- _WHAT TO DO_
Would you pull out every line of the material that contains the string "name"?

- _MATERIAL_
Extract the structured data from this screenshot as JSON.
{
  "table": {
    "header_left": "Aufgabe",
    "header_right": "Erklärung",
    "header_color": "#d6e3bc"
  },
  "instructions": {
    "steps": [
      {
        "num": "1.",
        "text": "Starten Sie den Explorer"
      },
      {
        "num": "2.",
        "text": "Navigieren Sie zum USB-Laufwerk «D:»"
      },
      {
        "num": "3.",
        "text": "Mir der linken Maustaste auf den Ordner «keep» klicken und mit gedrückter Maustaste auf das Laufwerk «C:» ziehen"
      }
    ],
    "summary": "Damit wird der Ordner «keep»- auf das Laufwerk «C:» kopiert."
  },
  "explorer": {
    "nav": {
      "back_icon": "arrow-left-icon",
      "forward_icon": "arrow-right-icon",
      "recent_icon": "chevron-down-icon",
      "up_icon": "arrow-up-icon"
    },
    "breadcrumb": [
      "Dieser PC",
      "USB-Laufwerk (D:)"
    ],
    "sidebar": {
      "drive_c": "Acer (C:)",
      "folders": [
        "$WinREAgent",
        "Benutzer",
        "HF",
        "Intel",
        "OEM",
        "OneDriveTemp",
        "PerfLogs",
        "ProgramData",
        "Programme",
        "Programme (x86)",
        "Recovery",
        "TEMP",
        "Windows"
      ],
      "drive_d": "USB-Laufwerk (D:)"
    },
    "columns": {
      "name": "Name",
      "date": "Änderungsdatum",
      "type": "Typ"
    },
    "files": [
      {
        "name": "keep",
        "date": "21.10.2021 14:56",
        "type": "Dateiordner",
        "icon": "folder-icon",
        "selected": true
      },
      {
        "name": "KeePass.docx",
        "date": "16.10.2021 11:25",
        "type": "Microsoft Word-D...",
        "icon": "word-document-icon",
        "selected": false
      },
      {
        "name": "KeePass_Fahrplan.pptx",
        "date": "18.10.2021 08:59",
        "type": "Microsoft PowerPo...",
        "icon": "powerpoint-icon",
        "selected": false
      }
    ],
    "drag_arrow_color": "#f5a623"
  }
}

---

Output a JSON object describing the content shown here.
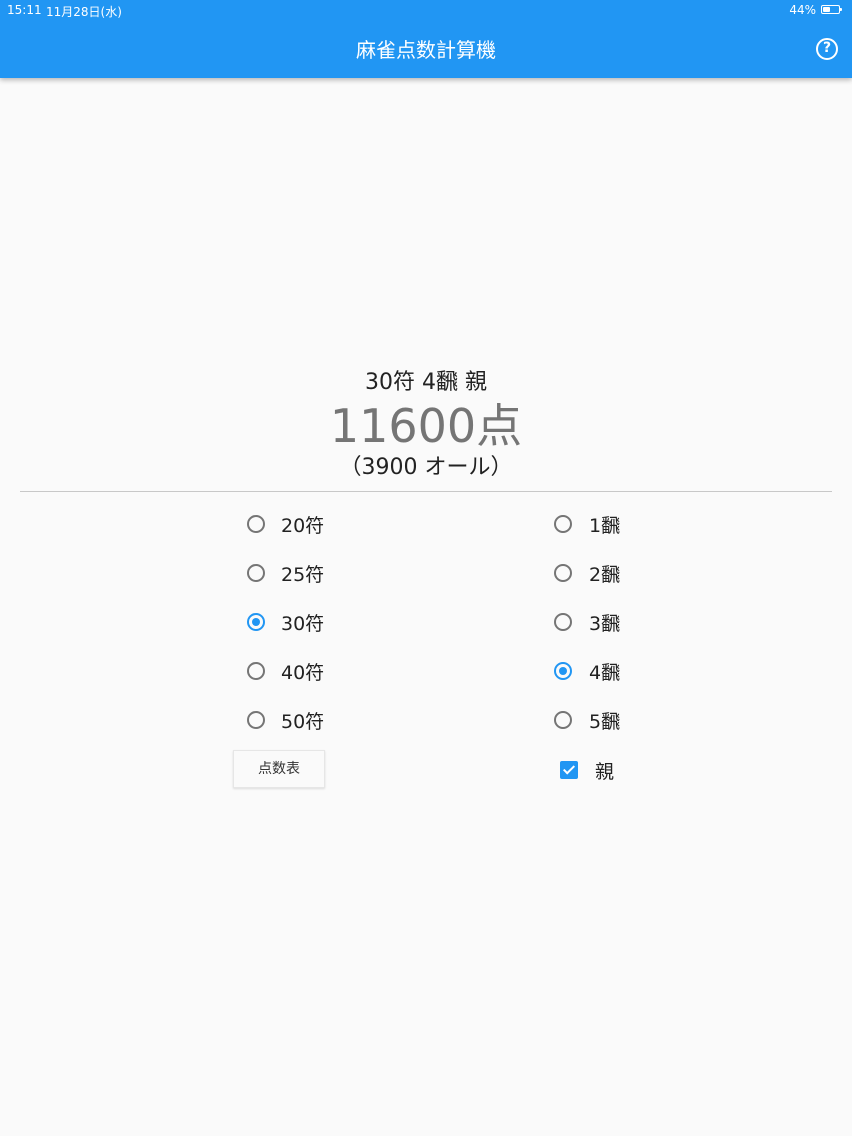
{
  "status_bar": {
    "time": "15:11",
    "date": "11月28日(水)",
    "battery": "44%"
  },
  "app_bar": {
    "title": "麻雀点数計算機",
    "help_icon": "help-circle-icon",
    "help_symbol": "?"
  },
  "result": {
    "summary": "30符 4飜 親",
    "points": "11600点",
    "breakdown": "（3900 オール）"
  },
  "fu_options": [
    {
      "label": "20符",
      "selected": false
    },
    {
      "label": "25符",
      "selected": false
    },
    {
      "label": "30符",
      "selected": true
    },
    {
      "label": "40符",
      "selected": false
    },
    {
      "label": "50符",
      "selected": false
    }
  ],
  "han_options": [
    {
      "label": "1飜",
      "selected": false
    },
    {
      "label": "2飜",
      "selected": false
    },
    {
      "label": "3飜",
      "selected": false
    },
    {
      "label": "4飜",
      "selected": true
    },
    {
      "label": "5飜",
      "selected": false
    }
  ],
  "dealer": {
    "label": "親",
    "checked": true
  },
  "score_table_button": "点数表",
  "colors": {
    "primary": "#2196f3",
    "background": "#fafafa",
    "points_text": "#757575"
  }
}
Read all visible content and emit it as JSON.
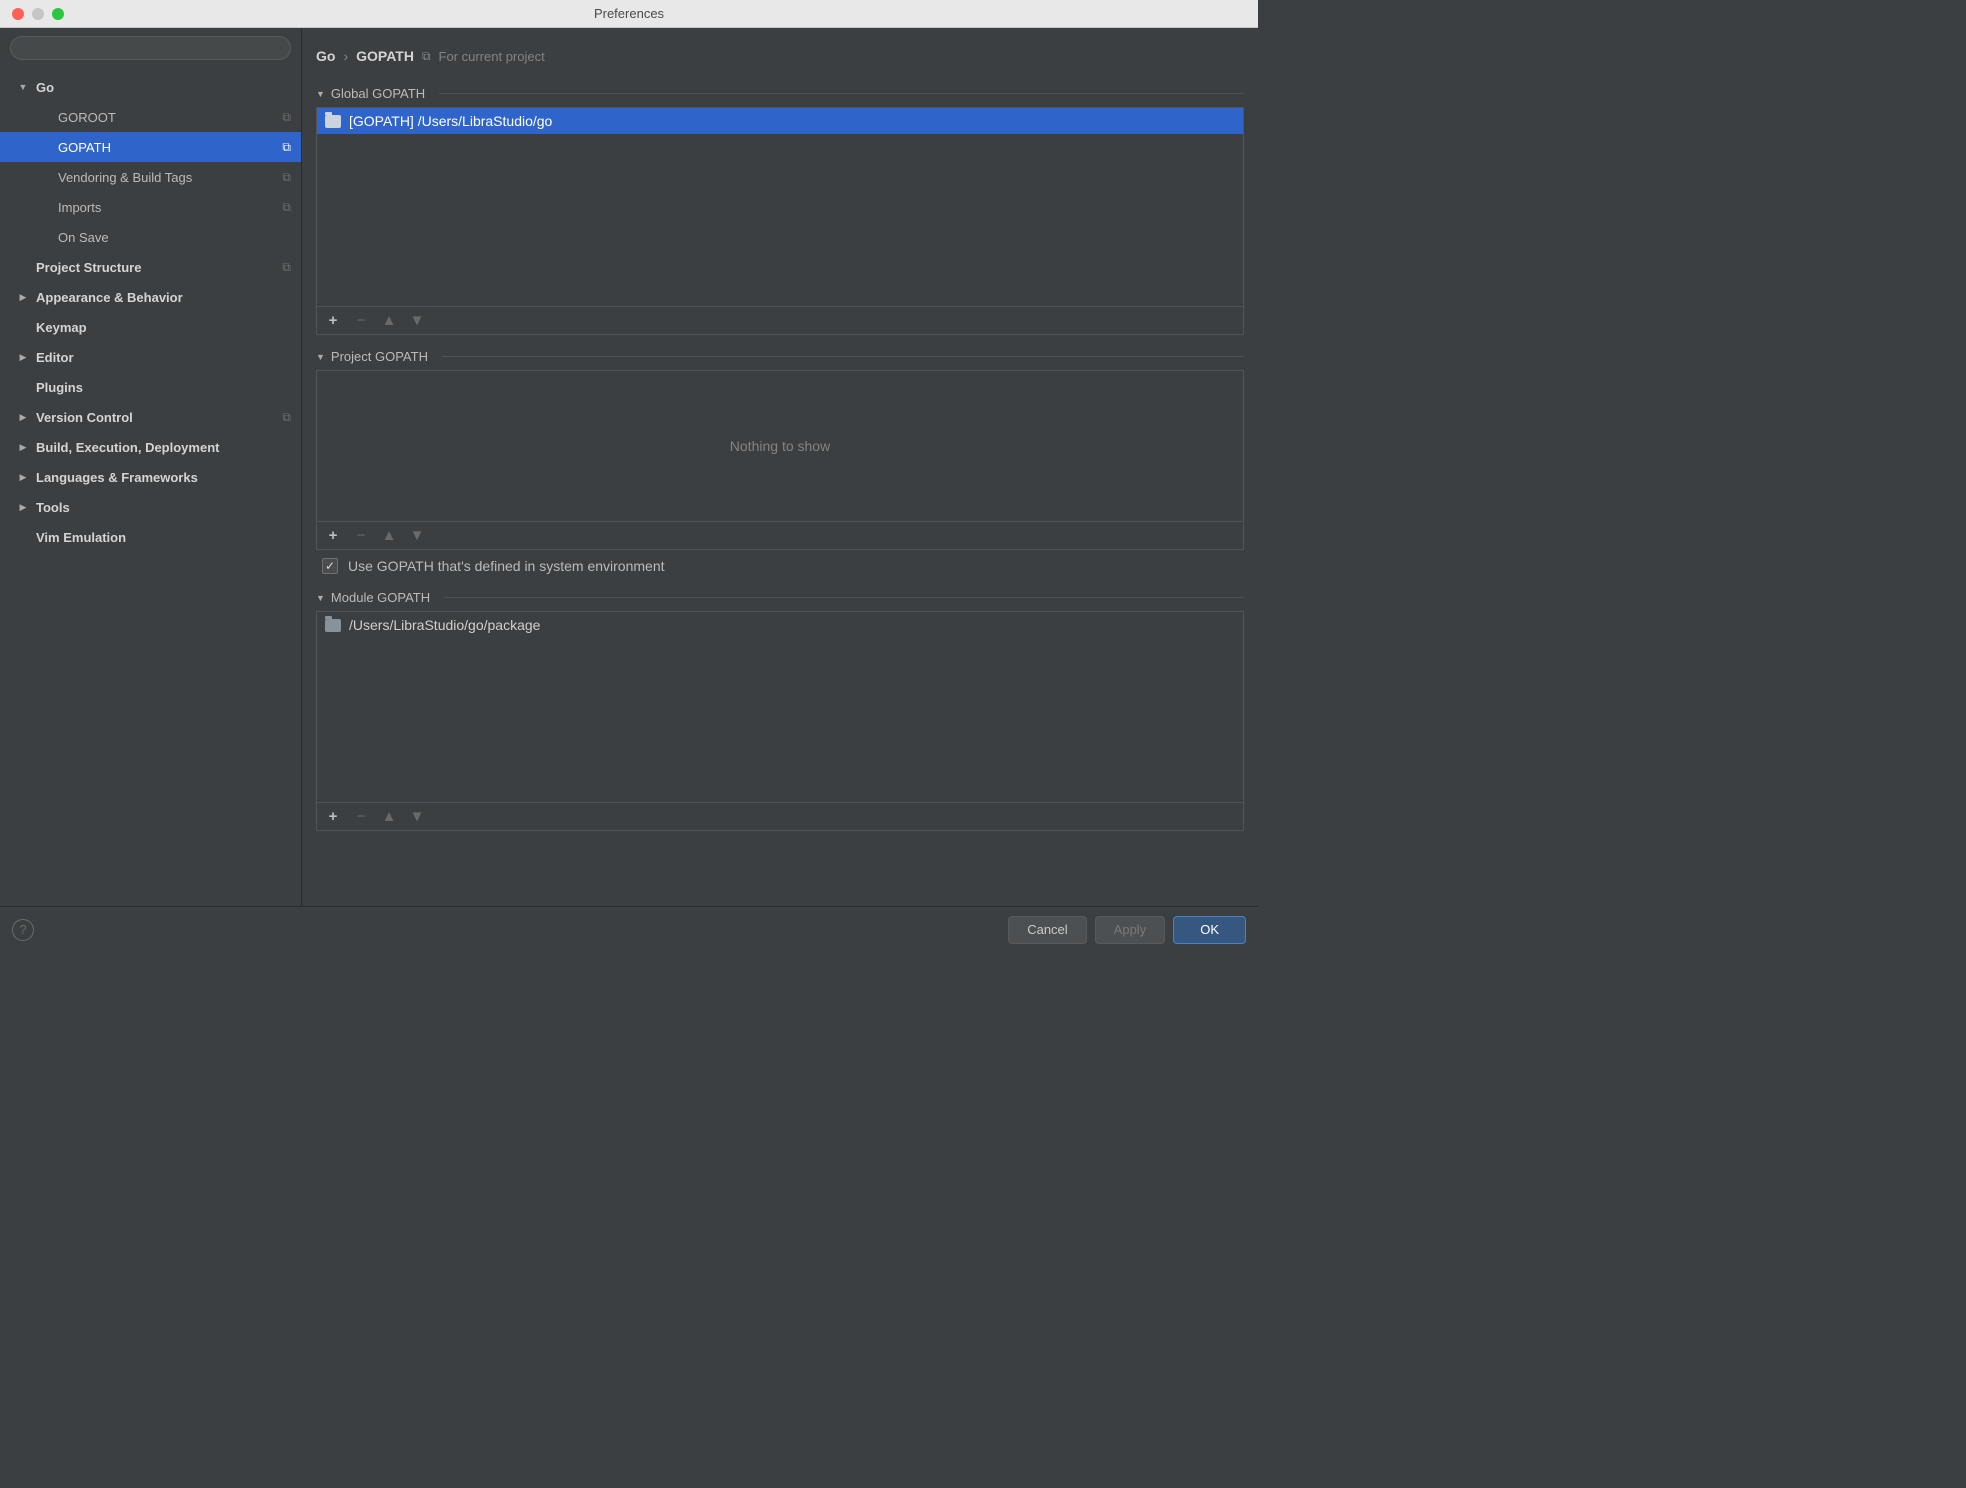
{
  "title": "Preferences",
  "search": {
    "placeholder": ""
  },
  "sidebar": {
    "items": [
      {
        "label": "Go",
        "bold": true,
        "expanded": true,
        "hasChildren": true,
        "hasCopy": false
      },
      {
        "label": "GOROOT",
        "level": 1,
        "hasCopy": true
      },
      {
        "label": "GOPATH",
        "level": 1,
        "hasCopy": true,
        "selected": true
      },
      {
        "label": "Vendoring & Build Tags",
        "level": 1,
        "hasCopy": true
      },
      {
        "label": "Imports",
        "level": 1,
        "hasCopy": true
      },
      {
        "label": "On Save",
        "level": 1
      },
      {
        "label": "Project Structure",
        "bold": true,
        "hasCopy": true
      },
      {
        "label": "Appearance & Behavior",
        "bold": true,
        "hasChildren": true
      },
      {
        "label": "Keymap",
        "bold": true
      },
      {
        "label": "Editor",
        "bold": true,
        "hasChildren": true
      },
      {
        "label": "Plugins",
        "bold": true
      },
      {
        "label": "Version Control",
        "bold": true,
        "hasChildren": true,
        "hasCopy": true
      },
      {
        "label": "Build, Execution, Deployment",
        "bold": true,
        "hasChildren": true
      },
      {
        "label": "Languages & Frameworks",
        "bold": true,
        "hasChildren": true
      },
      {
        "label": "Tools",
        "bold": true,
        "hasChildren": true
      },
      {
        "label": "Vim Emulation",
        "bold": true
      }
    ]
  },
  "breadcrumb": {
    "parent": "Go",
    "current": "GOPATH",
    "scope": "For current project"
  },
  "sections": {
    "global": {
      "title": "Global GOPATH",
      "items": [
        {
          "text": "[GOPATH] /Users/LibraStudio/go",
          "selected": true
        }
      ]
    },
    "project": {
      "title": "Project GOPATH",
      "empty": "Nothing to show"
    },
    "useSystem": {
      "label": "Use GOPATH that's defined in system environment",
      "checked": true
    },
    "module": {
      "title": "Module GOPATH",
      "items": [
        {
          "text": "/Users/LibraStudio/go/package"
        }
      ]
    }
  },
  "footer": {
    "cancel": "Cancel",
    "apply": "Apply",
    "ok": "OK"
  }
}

- _OUTPUT FOR THIS TASK_
      "name": "Name",
        "name": "keep",
        "name": "KeePass.docx",
        "name": "KeePass_Fahrplan.pptx",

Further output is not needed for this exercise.